╭──

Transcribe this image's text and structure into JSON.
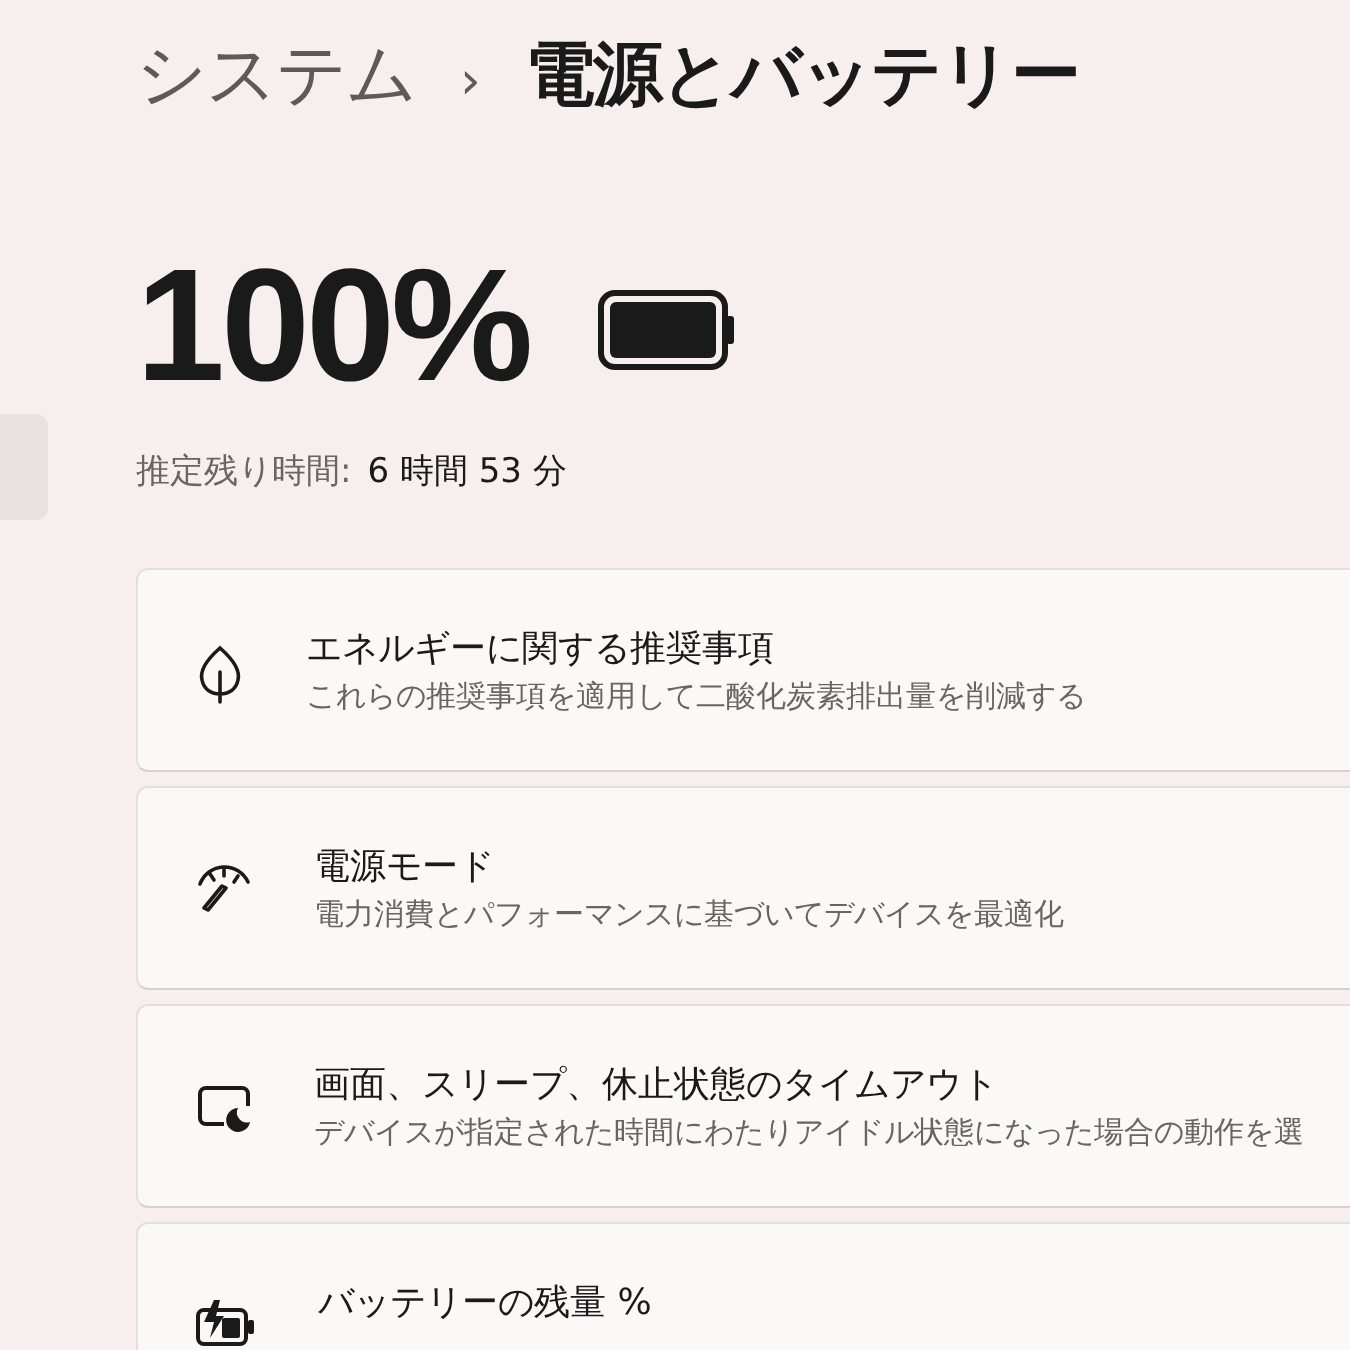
{
  "breadcrumb": {
    "parent": "システム",
    "separator": "›",
    "current": "電源とバッテリー"
  },
  "battery": {
    "percent": "100%",
    "level": 1,
    "estimate_label": "推定残り時間:",
    "estimate_value": "6 時間 53 分"
  },
  "settings": [
    {
      "kind": "leaf",
      "title": "エネルギーに関する推奨事項",
      "subtitle": "これらの推奨事項を適用して二酸化炭素排出量を削減する"
    },
    {
      "kind": "gauge",
      "title": "電源モード",
      "subtitle": "電力消費とパフォーマンスに基づいてデバイスを最適化"
    },
    {
      "kind": "screen-sleep",
      "title": "画面、スリープ、休止状態のタイムアウト",
      "subtitle": "デバイスが指定された時間にわたりアイドル状態になった場合の動作を選"
    },
    {
      "kind": "battery-saver",
      "title": "バッテリーの残量 %"
    }
  ]
}
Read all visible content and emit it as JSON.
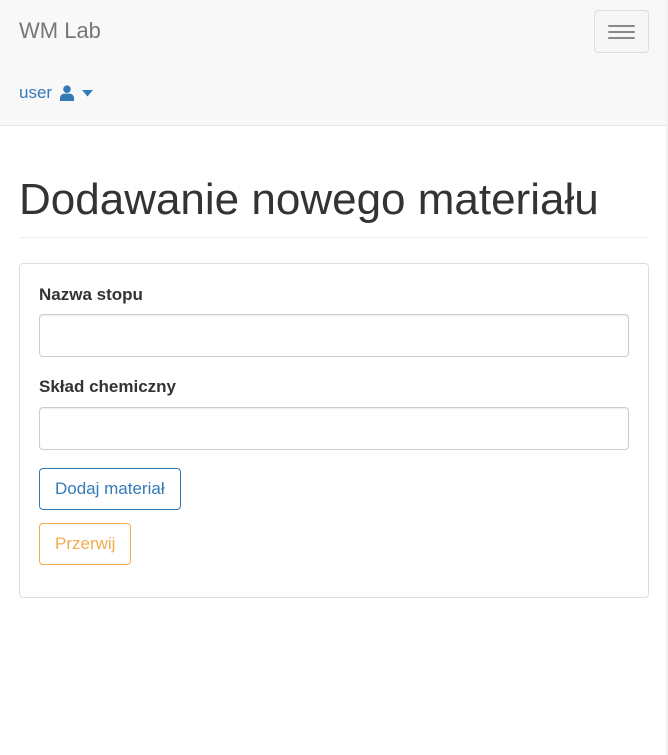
{
  "navbar": {
    "brand": "WM Lab",
    "toggle_icon": "hamburger-menu-icon",
    "user_menu": {
      "label": "user",
      "icon": "user-icon",
      "caret_icon": "caret-down-icon"
    }
  },
  "colors": {
    "link": "#337ab7",
    "warning": "#f0ad4e",
    "navbar_bg": "#f8f8f8"
  },
  "main": {
    "title": "Dodawanie nowego materiału",
    "form": {
      "alloy_name": {
        "label": "Nazwa stopu",
        "value": ""
      },
      "chemical_composition": {
        "label": "Skład chemiczny",
        "value": ""
      },
      "submit_label": "Dodaj materiał",
      "cancel_label": "Przerwij"
    }
  }
}
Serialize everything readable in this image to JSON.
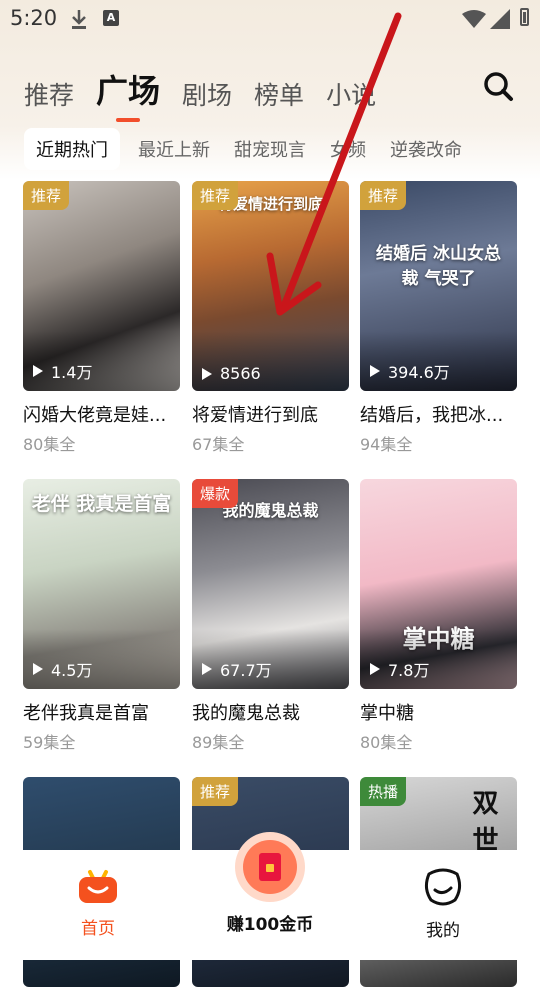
{
  "status": {
    "time": "5:20",
    "a_icon": "A"
  },
  "tabs": [
    {
      "label": "推荐"
    },
    {
      "label": "广场"
    },
    {
      "label": "剧场"
    },
    {
      "label": "榜单"
    },
    {
      "label": "小说"
    }
  ],
  "chips": [
    {
      "label": "近期热门"
    },
    {
      "label": "最近上新"
    },
    {
      "label": "甜宠现言"
    },
    {
      "label": "女频"
    },
    {
      "label": "逆袭改命"
    }
  ],
  "dramas": [
    {
      "title": "闪婚大佬竟是娃...",
      "episodes": "80集全",
      "views": "1.4万",
      "badge": "推荐",
      "badge_color": "#d1a23c"
    },
    {
      "title": "将爱情进行到底",
      "episodes": "67集全",
      "views": "8566",
      "badge": "推荐",
      "badge_color": "#d1a23c",
      "cover_text": "将爱情进行到底"
    },
    {
      "title": "结婚后，我把冰...",
      "episodes": "94集全",
      "views": "394.6万",
      "badge": "推荐",
      "badge_color": "#d1a23c",
      "cover_text": "结婚后 冰山女总裁 气哭了"
    },
    {
      "title": "老伴我真是首富",
      "episodes": "59集全",
      "views": "4.5万",
      "cover_text": "老伴 我真是首富"
    },
    {
      "title": "我的魔鬼总裁",
      "episodes": "89集全",
      "views": "67.7万",
      "badge": "爆款",
      "badge_color": "#e84b3a",
      "cover_text": "我的魔鬼总裁"
    },
    {
      "title": "掌中糖",
      "episodes": "80集全",
      "views": "7.8万",
      "cover_text": "掌中糖"
    },
    {
      "badge_color": "#333"
    },
    {
      "badge": "推荐",
      "badge_color": "#d1a23c"
    },
    {
      "badge": "热播",
      "badge_color": "#3e8a3a",
      "cover_text": "双世"
    }
  ],
  "bottom_nav": {
    "home": "首页",
    "earn": "赚100金币",
    "mine": "我的"
  },
  "colors": {
    "accent": "#f24e2b",
    "home_active": "#f4511e"
  }
}
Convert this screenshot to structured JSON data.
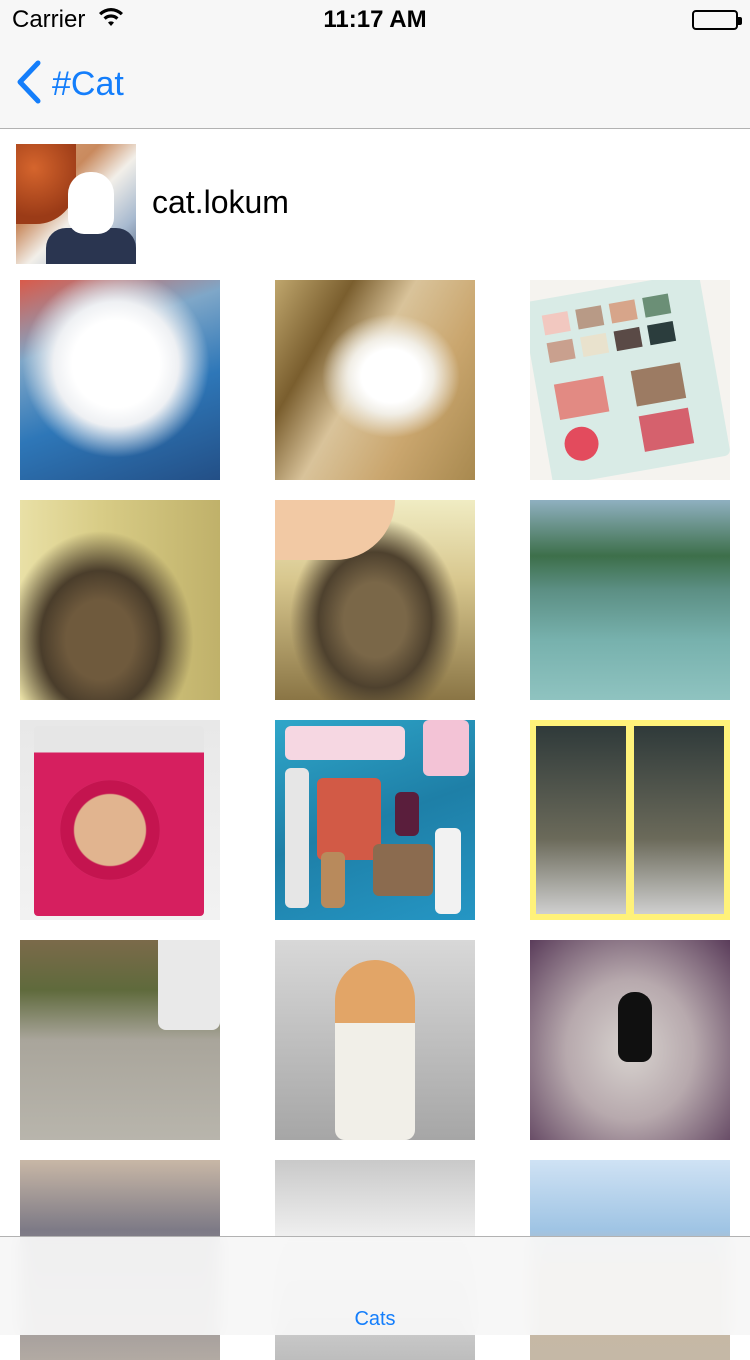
{
  "status_bar": {
    "carrier": "Carrier",
    "time": "11:17 AM",
    "wifi_icon": "wifi-icon",
    "battery_icon": "battery-icon"
  },
  "nav": {
    "back_label": "#Cat",
    "back_icon": "chevron-left-icon",
    "accent_color": "#147efb"
  },
  "profile": {
    "username": "cat.lokum",
    "avatar": "profile-photo"
  },
  "grid": {
    "items": [
      {
        "name": "white cat on blue blanket"
      },
      {
        "name": "white cat on rug"
      },
      {
        "name": "eyeshadow palette"
      },
      {
        "name": "tabby cat"
      },
      {
        "name": "hand petting tabby cat"
      },
      {
        "name": "kayak on river"
      },
      {
        "name": "bronzer box"
      },
      {
        "name": "cosmetics on blue"
      },
      {
        "name": "calico cat collage"
      },
      {
        "name": "white cat in parking lot"
      },
      {
        "name": "orange and white cat"
      },
      {
        "name": "black kitten"
      },
      {
        "name": "black cat on street"
      },
      {
        "name": "cat blur"
      },
      {
        "name": "rooftop view"
      }
    ]
  },
  "tab_bar": {
    "tabs": [
      {
        "label": "Cats",
        "selected": true
      }
    ]
  }
}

╰──

JOB:
Using the records above, retype everything exactly except the pictures.

ANSWER FOR THE TASK:
Transcribe this image's text and structure into JSON.
{
  "breadcrumb": {
    "parent": "システム",
    "separator": "›",
    "current": "電源とバッテリー"
  },
  "battery": {
    "percent": "100%",
    "level": 1,
    "estimate_label": "推定残り時間:",
    "estimate_value": "6 時間 53 分"
  },
  "settings": [
    {
      "kind": "leaf",
      "title": "エネルギーに関する推奨事項",
      "subtitle": "これらの推奨事項を適用して二酸化炭素排出量を削減する"
    },
    {
      "kind": "gauge",
      "title": "電源モード",
      "subtitle": "電力消費とパフォーマンスに基づいてデバイスを最適化"
    },
    {
      "kind": "screen-sleep",
      "title": "画面、スリープ、休止状態のタイムアウト",
      "subtitle": "デバイスが指定された時間にわたりアイドル状態になった場合の動作を選"
    },
    {
      "kind": "battery-saver",
      "title": "バッテリーの残量 %"
    }
  ]
}
Read all visible content and emit it as JSON.
{
  "navbar": {
    "brand": "WM Lab",
    "toggle_icon": "hamburger-menu-icon",
    "user_menu": {
      "label": "user",
      "icon": "user-icon",
      "caret_icon": "caret-down-icon"
    }
  },
  "colors": {
    "link": "#337ab7",
    "warning": "#f0ad4e",
    "navbar_bg": "#f8f8f8"
  },
  "main": {
    "title": "Dodawanie nowego materiału",
    "form": {
      "alloy_name": {
        "label": "Nazwa stopu",
        "value": ""
      },
      "chemical_composition": {
        "label": "Skład chemiczny",
        "value": ""
      },
      "submit_label": "Dodaj materiał",
      "cancel_label": "Przerwij"
    }
  }
}
Serialize everything readable in this image to JSON.
{
  "status": {
    "time": "5:20",
    "a_icon": "A"
  },
  "tabs": [
    {
      "label": "推荐"
    },
    {
      "label": "广场"
    },
    {
      "label": "剧场"
    },
    {
      "label": "榜单"
    },
    {
      "label": "小说"
    }
  ],
  "chips": [
    {
      "label": "近期热门"
    },
    {
      "label": "最近上新"
    },
    {
      "label": "甜宠现言"
    },
    {
      "label": "女频"
    },
    {
      "label": "逆袭改命"
    }
  ],
  "dramas": [
    {
      "title": "闪婚大佬竟是娃...",
      "episodes": "80集全",
      "views": "1.4万",
      "badge": "推荐",
      "badge_color": "#d1a23c"
    },
    {
      "title": "将爱情进行到底",
      "episodes": "67集全",
      "views": "8566",
      "badge": "推荐",
      "badge_color": "#d1a23c",
      "cover_text": "将爱情进行到底"
    },
    {
      "title": "结婚后，我把冰...",
      "episodes": "94集全",
      "views": "394.6万",
      "badge": "推荐",
      "badge_color": "#d1a23c",
      "cover_text": "结婚后 冰山女总裁 气哭了"
    },
    {
      "title": "老伴我真是首富",
      "episodes": "59集全",
      "views": "4.5万",
      "cover_text": "老伴 我真是首富"
    },
    {
      "title": "我的魔鬼总裁",
      "episodes": "89集全",
      "views": "67.7万",
      "badge": "爆款",
      "badge_color": "#e84b3a",
      "cover_text": "我的魔鬼总裁"
    },
    {
      "title": "掌中糖",
      "episodes": "80集全",
      "views": "7.8万",
      "cover_text": "掌中糖"
    },
    {
      "badge_color": "#333"
    },
    {
      "badge": "推荐",
      "badge_color": "#d1a23c"
    },
    {
      "badge": "热播",
      "badge_color": "#3e8a3a",
      "cover_text": "双世"
    }
  ],
  "bottom_nav": {
    "home": "首页",
    "earn": "赚100金币",
    "mine": "我的"
  },
  "colors": {
    "accent": "#f24e2b",
    "home_active": "#f4511e"
  }
}
Convert this screenshot to structured JSON data.
{
  "status_bar": {
    "carrier": "Carrier",
    "time": "11:17 AM",
    "wifi_icon": "wifi-icon",
    "battery_icon": "battery-icon"
  },
  "nav": {
    "back_label": "#Cat",
    "back_icon": "chevron-left-icon",
    "accent_color": "#147efb"
  },
  "profile": {
    "username": "cat.lokum",
    "avatar": "profile-photo"
  },
  "grid": {
    "items": [
      {
        "name": "white cat on blue blanket"
      },
      {
        "name": "white cat on rug"
      },
      {
        "name": "eyeshadow palette"
      },
      {
        "name": "tabby cat"
      },
      {
        "name": "hand petting tabby cat"
      },
      {
        "name": "kayak on river"
      },
      {
        "name": "bronzer box"
      },
      {
        "name": "cosmetics on blue"
      },
      {
        "name": "calico cat collage"
      },
      {
        "name": "white cat in parking lot"
      },
      {
        "name": "orange and white cat"
      },
      {
        "name": "black kitten"
      },
      {
        "name": "black cat on street"
      },
      {
        "name": "cat blur"
      },
      {
        "name": "rooftop view"
      }
    ]
  },
  "tab_bar": {
    "tabs": [
      {
        "label": "Cats",
        "selected": true
      }
    ]
  }
}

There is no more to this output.